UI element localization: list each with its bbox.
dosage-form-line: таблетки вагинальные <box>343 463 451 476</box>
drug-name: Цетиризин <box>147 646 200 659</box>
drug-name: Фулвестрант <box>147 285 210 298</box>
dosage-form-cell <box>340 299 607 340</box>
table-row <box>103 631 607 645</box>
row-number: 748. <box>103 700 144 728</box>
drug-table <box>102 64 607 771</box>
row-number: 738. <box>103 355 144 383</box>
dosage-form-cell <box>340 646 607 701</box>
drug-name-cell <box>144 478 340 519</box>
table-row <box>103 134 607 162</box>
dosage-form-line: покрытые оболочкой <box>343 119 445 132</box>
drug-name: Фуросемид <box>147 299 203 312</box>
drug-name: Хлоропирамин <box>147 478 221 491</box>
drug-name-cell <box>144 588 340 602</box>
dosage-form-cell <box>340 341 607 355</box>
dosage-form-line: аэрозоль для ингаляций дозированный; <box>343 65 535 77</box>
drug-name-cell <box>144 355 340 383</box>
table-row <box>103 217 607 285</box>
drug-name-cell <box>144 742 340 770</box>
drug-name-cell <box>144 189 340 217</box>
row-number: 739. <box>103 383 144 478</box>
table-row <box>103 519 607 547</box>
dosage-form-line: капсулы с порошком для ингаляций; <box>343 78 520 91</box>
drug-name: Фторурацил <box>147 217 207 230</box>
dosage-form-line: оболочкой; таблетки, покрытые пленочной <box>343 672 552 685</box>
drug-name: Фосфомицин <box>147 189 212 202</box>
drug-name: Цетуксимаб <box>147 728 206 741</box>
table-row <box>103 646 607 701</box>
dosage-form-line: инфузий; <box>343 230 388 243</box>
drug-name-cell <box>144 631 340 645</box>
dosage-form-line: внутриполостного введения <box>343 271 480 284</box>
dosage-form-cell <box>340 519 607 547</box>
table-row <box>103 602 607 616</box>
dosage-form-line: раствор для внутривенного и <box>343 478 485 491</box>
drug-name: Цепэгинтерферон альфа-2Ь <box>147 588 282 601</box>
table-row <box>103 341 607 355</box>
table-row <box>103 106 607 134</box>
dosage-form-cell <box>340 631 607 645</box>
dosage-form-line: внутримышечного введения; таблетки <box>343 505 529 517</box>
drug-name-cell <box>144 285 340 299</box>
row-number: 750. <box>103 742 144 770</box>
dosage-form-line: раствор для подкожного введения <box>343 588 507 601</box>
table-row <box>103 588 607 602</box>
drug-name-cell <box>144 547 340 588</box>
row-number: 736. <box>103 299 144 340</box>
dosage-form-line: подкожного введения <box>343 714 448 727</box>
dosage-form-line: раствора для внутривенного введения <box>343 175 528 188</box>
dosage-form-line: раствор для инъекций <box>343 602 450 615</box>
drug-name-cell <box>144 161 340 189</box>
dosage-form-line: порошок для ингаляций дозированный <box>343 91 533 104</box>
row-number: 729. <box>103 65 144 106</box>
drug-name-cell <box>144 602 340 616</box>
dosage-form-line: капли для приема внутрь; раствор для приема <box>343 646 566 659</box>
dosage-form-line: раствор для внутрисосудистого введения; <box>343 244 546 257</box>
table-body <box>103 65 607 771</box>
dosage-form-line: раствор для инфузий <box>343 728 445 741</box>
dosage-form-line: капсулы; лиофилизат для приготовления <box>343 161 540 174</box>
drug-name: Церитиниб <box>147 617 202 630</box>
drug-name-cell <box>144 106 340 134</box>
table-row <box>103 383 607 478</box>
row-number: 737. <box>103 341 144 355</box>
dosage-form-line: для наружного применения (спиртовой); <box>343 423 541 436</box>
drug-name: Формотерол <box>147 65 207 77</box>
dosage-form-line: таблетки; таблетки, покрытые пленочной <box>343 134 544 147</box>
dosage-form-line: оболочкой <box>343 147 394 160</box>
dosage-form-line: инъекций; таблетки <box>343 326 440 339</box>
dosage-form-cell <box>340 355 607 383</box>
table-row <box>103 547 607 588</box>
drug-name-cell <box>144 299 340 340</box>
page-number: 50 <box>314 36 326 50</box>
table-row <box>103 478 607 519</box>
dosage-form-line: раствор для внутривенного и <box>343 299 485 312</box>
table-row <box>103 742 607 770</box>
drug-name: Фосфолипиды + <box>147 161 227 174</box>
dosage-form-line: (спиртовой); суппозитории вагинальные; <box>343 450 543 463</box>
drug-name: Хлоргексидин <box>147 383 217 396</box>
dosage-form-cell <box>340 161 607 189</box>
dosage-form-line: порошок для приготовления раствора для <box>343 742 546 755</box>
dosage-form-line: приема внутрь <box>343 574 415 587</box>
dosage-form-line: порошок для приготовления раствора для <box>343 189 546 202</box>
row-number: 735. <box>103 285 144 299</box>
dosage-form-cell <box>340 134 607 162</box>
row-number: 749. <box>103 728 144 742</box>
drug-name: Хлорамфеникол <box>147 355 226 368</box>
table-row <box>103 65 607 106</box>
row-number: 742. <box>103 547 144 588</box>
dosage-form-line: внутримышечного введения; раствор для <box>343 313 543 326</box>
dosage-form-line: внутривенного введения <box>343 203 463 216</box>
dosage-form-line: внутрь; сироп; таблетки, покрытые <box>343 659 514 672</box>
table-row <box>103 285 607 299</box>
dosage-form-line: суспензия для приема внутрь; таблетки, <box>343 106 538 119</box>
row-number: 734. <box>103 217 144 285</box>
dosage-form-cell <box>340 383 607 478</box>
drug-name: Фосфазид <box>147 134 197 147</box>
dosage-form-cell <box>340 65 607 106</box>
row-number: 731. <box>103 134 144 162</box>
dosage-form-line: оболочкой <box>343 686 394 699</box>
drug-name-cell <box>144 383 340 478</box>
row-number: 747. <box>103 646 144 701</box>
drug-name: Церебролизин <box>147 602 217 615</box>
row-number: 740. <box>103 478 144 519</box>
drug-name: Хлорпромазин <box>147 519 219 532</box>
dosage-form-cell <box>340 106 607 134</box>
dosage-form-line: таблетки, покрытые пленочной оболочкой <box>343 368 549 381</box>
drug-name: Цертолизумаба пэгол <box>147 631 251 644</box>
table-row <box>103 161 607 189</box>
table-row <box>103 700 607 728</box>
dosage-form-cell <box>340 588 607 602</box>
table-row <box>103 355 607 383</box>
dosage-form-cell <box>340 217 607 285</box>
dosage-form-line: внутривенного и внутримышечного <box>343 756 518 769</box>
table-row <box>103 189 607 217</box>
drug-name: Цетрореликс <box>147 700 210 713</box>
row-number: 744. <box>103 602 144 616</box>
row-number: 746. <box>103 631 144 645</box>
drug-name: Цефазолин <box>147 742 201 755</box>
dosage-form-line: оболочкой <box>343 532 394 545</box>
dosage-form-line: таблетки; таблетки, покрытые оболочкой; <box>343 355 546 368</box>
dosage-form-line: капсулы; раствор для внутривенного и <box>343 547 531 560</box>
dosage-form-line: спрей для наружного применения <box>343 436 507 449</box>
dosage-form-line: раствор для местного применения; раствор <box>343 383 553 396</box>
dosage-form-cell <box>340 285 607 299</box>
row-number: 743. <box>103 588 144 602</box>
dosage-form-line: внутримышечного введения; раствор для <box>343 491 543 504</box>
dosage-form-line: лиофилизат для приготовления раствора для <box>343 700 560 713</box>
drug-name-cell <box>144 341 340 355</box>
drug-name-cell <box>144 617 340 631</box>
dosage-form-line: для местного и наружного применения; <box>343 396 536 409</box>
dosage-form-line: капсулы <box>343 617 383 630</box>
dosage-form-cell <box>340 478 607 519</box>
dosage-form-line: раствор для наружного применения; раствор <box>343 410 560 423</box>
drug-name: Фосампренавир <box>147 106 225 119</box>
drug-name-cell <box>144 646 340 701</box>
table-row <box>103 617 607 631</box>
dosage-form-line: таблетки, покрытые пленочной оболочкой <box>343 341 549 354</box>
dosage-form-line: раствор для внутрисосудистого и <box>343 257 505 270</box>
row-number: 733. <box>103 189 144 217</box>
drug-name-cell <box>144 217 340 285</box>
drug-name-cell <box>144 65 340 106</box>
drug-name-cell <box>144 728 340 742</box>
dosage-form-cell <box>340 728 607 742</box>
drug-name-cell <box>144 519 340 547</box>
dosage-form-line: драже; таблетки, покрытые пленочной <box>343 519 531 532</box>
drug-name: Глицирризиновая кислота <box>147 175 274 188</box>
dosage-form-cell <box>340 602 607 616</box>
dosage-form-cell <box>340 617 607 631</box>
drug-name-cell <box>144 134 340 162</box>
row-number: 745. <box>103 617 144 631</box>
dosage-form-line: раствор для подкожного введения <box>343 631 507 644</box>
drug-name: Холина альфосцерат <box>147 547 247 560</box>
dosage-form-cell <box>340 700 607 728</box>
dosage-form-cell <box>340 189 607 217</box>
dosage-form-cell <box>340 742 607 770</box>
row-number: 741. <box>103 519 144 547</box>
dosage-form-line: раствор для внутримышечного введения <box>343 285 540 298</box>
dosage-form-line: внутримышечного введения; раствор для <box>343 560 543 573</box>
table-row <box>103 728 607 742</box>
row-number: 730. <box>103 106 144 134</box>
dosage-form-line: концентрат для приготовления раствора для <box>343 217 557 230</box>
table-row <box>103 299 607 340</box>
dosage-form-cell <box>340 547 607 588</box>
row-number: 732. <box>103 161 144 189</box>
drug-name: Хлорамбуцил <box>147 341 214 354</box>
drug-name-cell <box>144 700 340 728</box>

=== Directions for this task ===
Rename "table-row" to "table-entry" in the rows from the start of the records through the line containing "dosage-form-line: раствор для внутривенного и <box>343 478", inclusive, and give only those lines with all else unchanged.

=== Full response ===
UI element localization: list each with its bbox.
dosage-form-line: таблетки вагинальные <box>343 463 451 476</box>
drug-name: Цетиризин <box>147 646 200 659</box>
drug-name: Фулвестрант <box>147 285 210 298</box>
dosage-form-cell <box>340 299 607 340</box>
table-entry <box>103 631 607 645</box>
row-number: 748. <box>103 700 144 728</box>
drug-table <box>102 64 607 771</box>
row-number: 738. <box>103 355 144 383</box>
dosage-form-cell <box>340 646 607 701</box>
drug-name-cell <box>144 478 340 519</box>
table-entry <box>103 134 607 162</box>
dosage-form-line: покрытые оболочкой <box>343 119 445 132</box>
drug-name: Фуросемид <box>147 299 203 312</box>
drug-name: Хлоропирамин <box>147 478 221 491</box>
drug-name-cell <box>144 588 340 602</box>
dosage-form-cell <box>340 341 607 355</box>
dosage-form-line: аэрозоль для ингаляций дозированный; <box>343 65 535 77</box>
drug-name-cell <box>144 355 340 383</box>
table-entry <box>103 217 607 285</box>
drug-name-cell <box>144 742 340 770</box>
drug-name-cell <box>144 189 340 217</box>
row-number: 739. <box>103 383 144 478</box>
table-entry <box>103 519 607 547</box>
dosage-form-line: капсулы с порошком для ингаляций; <box>343 78 520 91</box>
drug-name: Фторурацил <box>147 217 207 230</box>
dosage-form-line: оболочкой; таблетки, покрытые пленочной <box>343 672 552 685</box>
drug-name: Фосфомицин <box>147 189 212 202</box>
drug-name: Цетуксимаб <box>147 728 206 741</box>
table-entry <box>103 646 607 701</box>
dosage-form-line: инфузий; <box>343 230 388 243</box>
drug-name-cell <box>144 631 340 645</box>
dosage-form-line: внутриполостного введения <box>343 271 480 284</box>
dosage-form-cell <box>340 519 607 547</box>
table-entry <box>103 602 607 616</box>
dosage-form-line: раствор для внутривенного и <box>343 478 485 491</box>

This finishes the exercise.